Dataset items:
───

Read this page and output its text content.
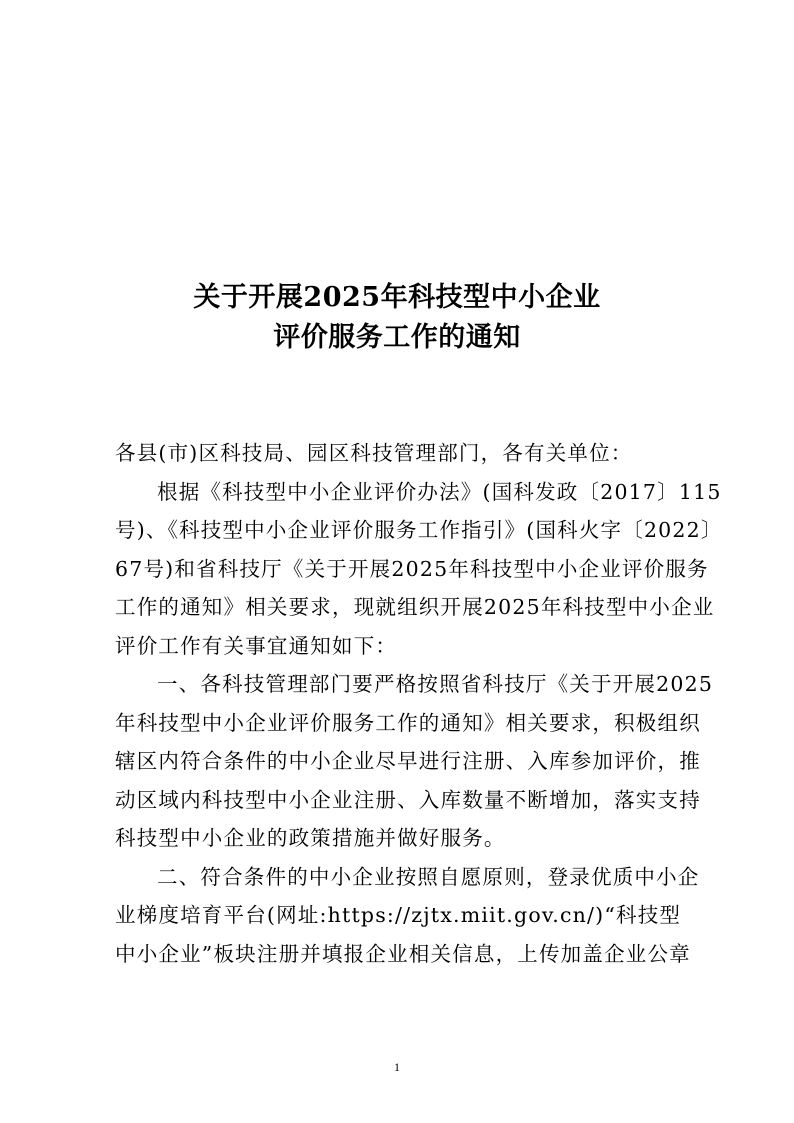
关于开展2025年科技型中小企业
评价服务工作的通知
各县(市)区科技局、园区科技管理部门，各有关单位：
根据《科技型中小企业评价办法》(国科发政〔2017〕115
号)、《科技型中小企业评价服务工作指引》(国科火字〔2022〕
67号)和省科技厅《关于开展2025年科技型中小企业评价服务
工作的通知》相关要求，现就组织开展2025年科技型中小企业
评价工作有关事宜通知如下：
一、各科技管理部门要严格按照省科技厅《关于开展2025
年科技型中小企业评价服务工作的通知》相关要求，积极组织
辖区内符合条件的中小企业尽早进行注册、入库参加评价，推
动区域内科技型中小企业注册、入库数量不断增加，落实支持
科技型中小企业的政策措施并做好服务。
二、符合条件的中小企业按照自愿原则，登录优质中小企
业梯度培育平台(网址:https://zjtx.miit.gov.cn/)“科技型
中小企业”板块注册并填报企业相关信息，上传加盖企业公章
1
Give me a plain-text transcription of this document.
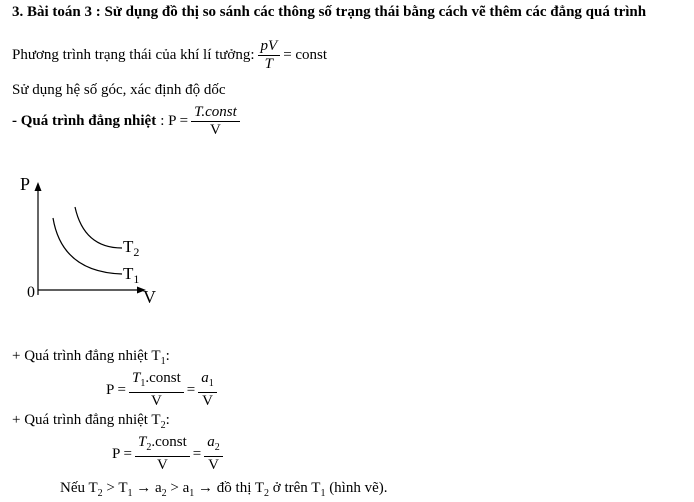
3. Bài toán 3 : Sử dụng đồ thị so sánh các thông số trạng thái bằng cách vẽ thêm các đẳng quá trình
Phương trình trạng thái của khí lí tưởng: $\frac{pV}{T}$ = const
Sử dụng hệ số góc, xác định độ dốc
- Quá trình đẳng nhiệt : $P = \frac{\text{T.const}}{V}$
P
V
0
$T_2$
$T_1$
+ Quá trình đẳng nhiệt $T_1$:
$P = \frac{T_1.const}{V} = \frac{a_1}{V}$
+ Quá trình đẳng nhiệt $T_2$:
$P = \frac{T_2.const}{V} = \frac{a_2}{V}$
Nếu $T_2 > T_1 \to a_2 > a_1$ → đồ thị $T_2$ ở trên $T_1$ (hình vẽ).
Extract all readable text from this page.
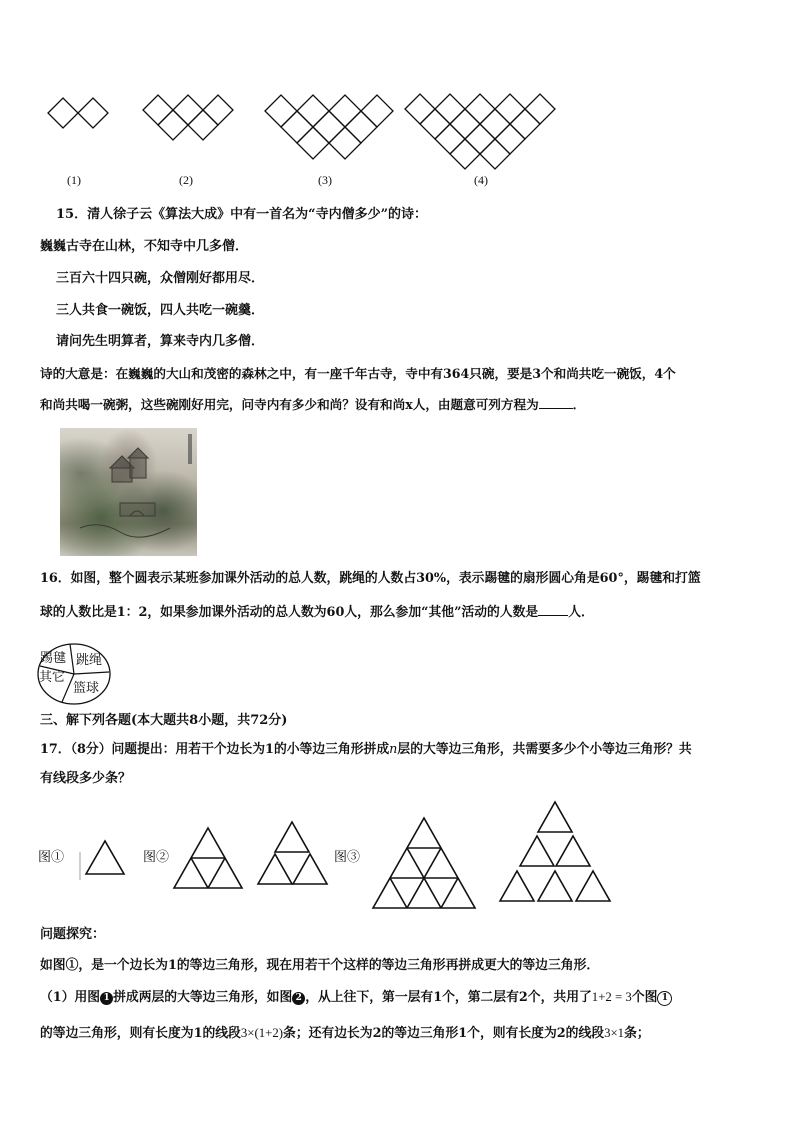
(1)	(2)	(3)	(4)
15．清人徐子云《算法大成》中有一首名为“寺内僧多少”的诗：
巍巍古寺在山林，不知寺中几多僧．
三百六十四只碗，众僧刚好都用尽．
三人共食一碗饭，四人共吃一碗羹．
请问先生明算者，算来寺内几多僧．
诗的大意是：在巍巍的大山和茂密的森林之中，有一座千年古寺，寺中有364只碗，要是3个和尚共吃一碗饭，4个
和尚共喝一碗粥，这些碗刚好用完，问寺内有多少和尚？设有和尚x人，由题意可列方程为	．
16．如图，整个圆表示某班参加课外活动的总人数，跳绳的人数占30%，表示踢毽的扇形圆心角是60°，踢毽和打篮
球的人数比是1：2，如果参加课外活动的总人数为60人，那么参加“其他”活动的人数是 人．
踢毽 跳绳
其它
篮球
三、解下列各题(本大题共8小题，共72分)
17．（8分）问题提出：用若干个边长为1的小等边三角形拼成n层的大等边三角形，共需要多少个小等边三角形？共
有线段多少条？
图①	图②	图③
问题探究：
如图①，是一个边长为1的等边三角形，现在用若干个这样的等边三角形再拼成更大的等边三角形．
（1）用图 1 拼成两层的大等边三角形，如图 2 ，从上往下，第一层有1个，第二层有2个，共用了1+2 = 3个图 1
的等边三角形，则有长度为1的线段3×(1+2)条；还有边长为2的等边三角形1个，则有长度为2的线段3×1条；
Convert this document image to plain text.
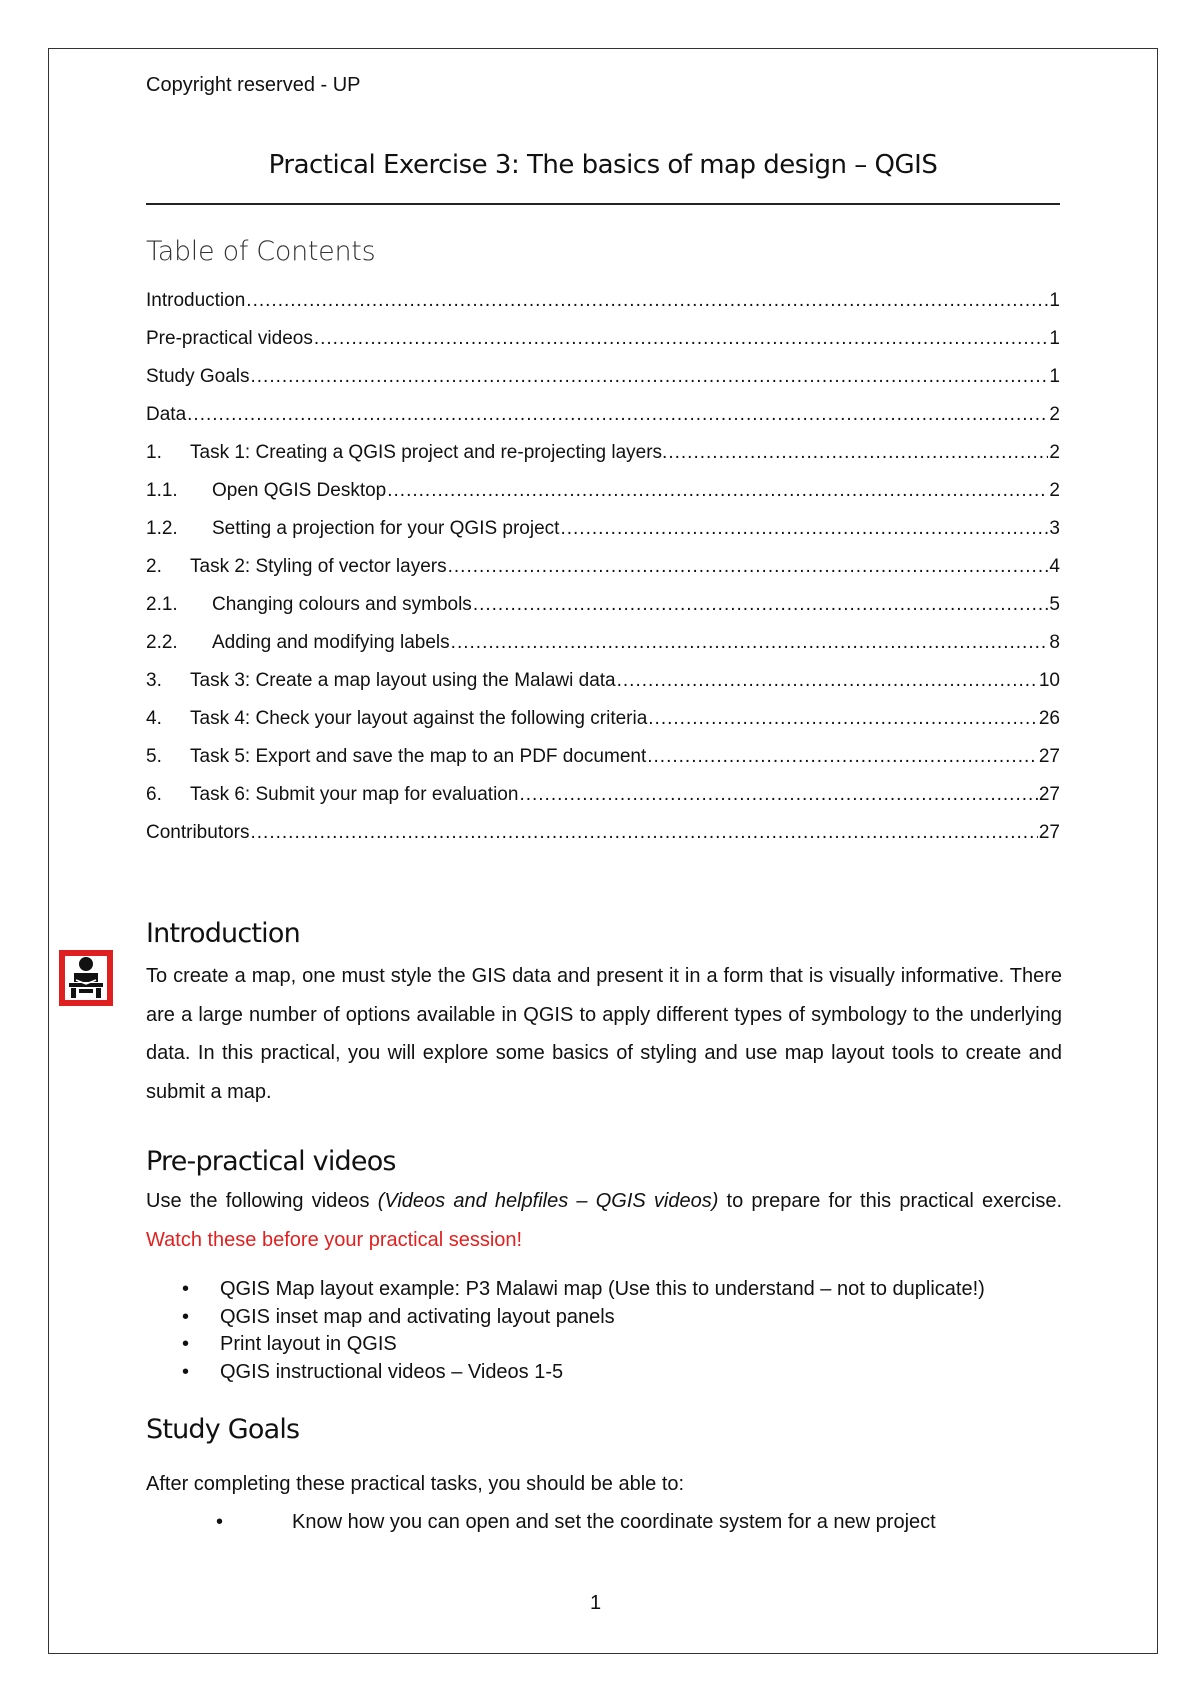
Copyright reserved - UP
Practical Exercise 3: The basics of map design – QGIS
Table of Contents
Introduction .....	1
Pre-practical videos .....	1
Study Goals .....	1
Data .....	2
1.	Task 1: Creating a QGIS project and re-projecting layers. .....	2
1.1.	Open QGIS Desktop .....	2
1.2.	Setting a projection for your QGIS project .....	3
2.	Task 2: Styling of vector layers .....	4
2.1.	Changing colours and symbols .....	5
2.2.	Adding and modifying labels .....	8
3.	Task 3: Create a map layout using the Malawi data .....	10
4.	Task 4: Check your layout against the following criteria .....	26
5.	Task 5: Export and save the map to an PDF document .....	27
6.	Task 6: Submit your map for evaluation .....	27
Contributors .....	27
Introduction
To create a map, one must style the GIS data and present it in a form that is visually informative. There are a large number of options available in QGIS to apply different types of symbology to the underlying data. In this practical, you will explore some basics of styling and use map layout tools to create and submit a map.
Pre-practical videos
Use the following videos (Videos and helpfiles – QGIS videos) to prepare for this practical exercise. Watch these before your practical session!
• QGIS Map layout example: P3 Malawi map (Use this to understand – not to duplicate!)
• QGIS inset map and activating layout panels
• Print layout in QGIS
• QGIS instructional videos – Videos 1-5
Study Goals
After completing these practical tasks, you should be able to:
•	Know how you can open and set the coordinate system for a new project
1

───

Work to do:
Report how many lines of the entries hold the word "text". Nothing else is needed.

Exercise output:
5